[PROVIDED ENTRIES start]

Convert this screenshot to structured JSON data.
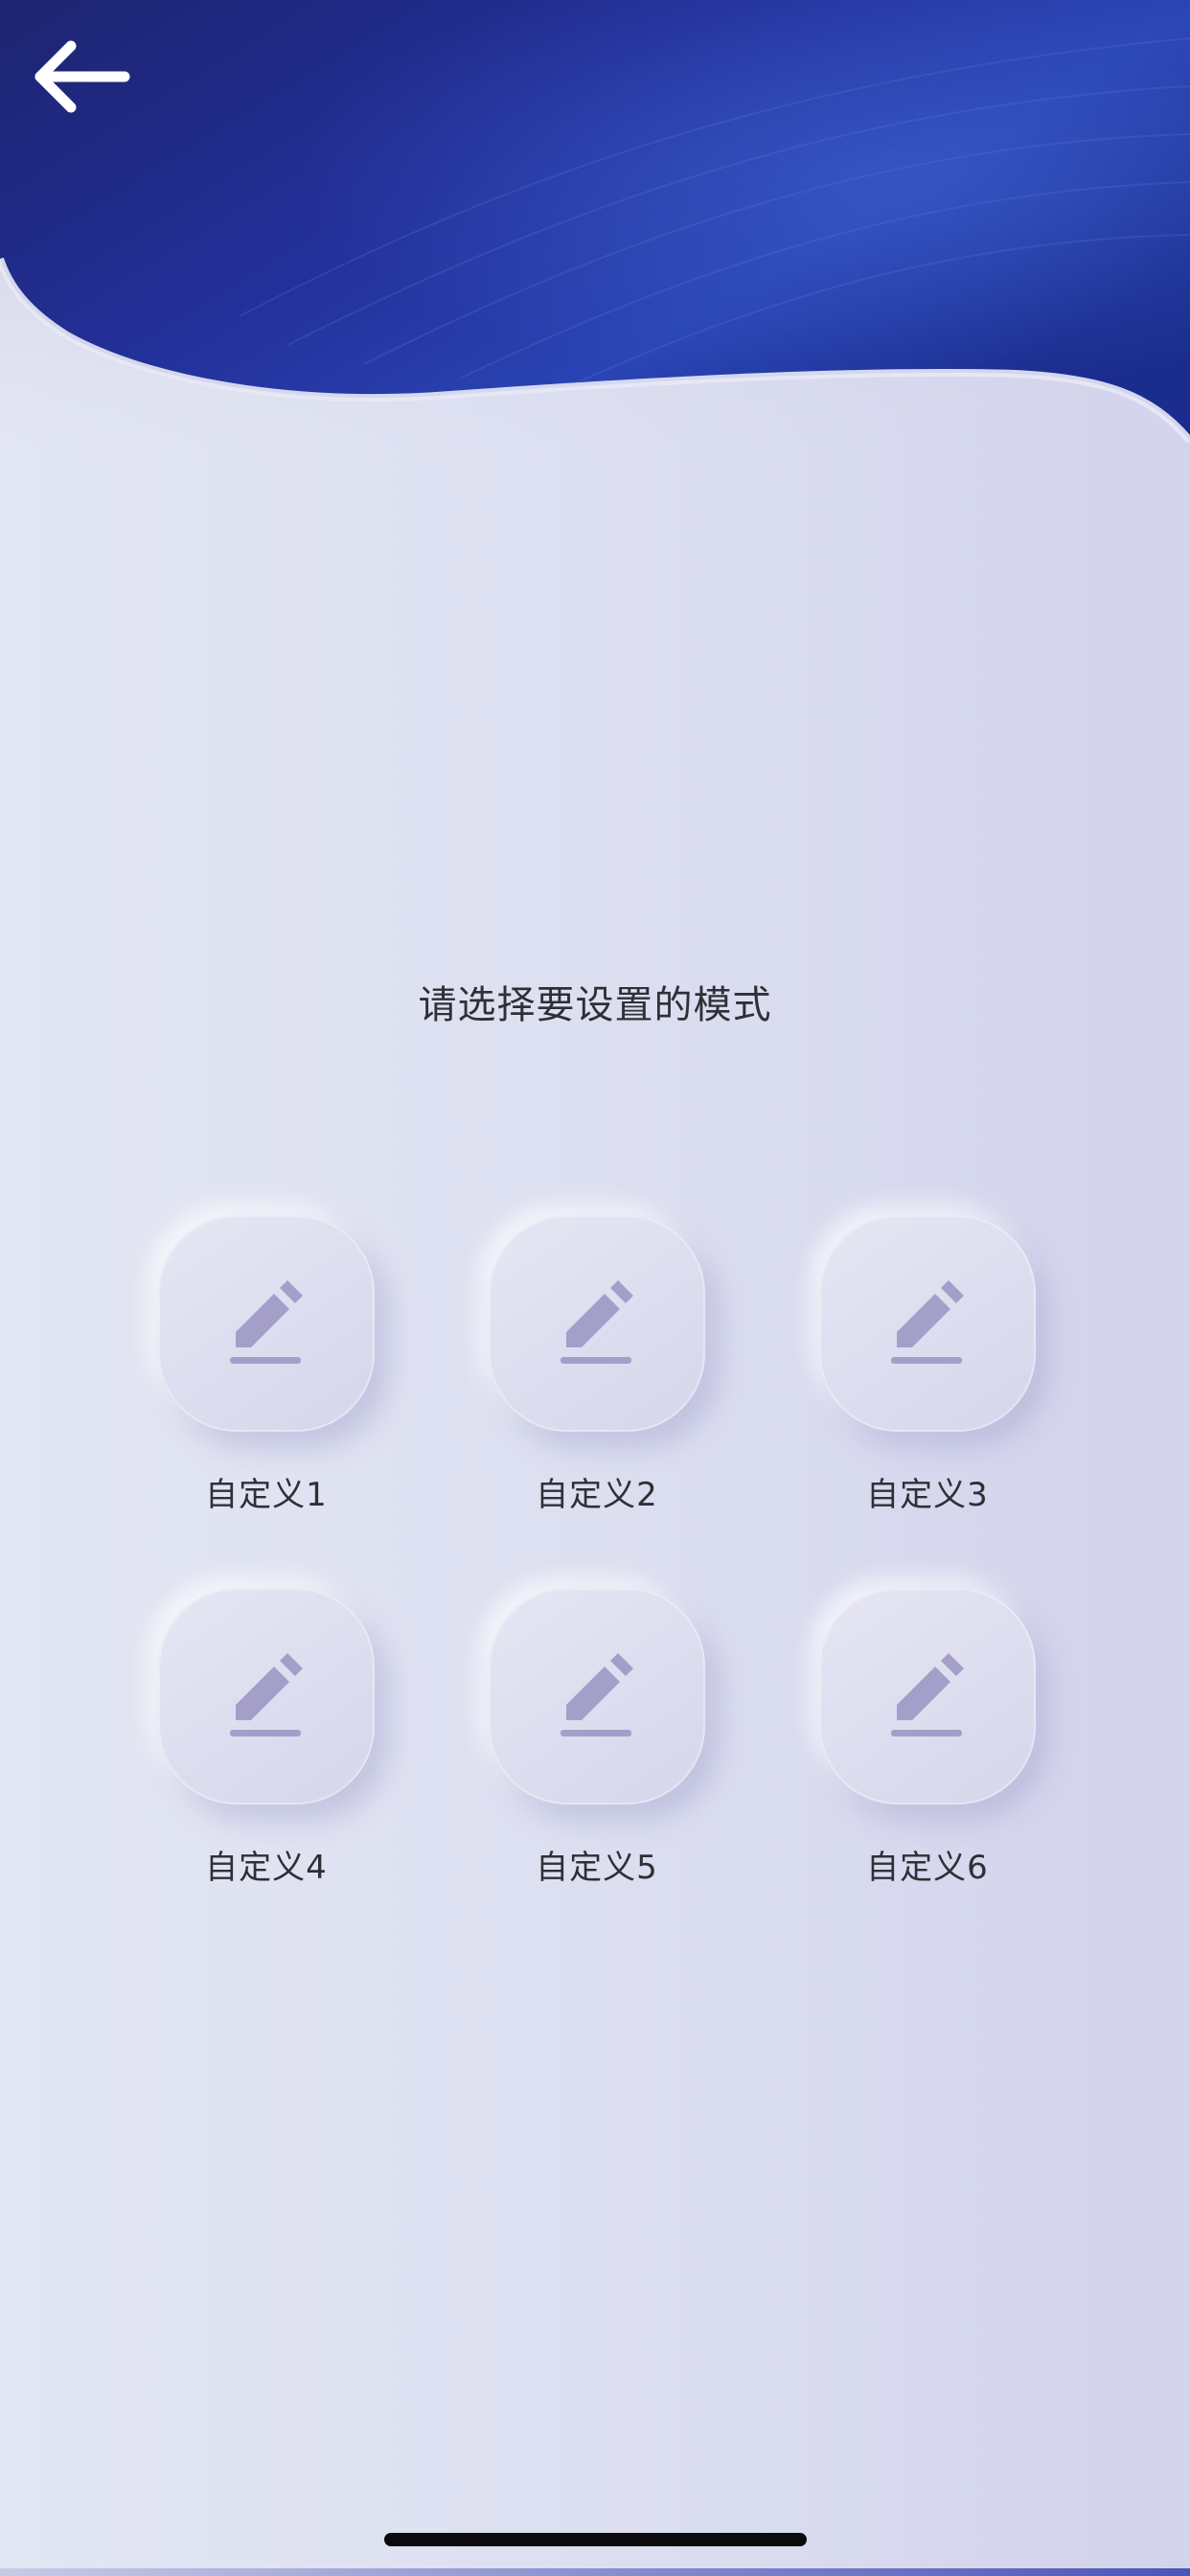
{
  "header": {
    "back_icon": "arrow-left-icon"
  },
  "title": "请选择要设置的模式",
  "modes": [
    {
      "label": "自定义1",
      "icon": "pencil-edit-icon"
    },
    {
      "label": "自定义2",
      "icon": "pencil-edit-icon"
    },
    {
      "label": "自定义3",
      "icon": "pencil-edit-icon"
    },
    {
      "label": "自定义4",
      "icon": "pencil-edit-icon"
    },
    {
      "label": "自定义5",
      "icon": "pencil-edit-icon"
    },
    {
      "label": "自定义6",
      "icon": "pencil-edit-icon"
    }
  ],
  "colors": {
    "header_blue": "#1b2a86",
    "icon_purple": "#a49fc9",
    "text": "#2f2f36"
  }
}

[PROVIDED ENTRIES end]

Reproduce each entry precisely, dropping only the pictures.

Convert this screenshot to structured JSON data.
{
  "header": {
    "back_icon": "arrow-left-icon"
  },
  "title": "请选择要设置的模式",
  "modes": [
    {
      "label": "自定义1",
      "icon": "pencil-edit-icon"
    },
    {
      "label": "自定义2",
      "icon": "pencil-edit-icon"
    },
    {
      "label": "自定义3",
      "icon": "pencil-edit-icon"
    },
    {
      "label": "自定义4",
      "icon": "pencil-edit-icon"
    },
    {
      "label": "自定义5",
      "icon": "pencil-edit-icon"
    },
    {
      "label": "自定义6",
      "icon": "pencil-edit-icon"
    }
  ],
  "colors": {
    "header_blue": "#1b2a86",
    "icon_purple": "#a49fc9",
    "text": "#2f2f36"
  }
}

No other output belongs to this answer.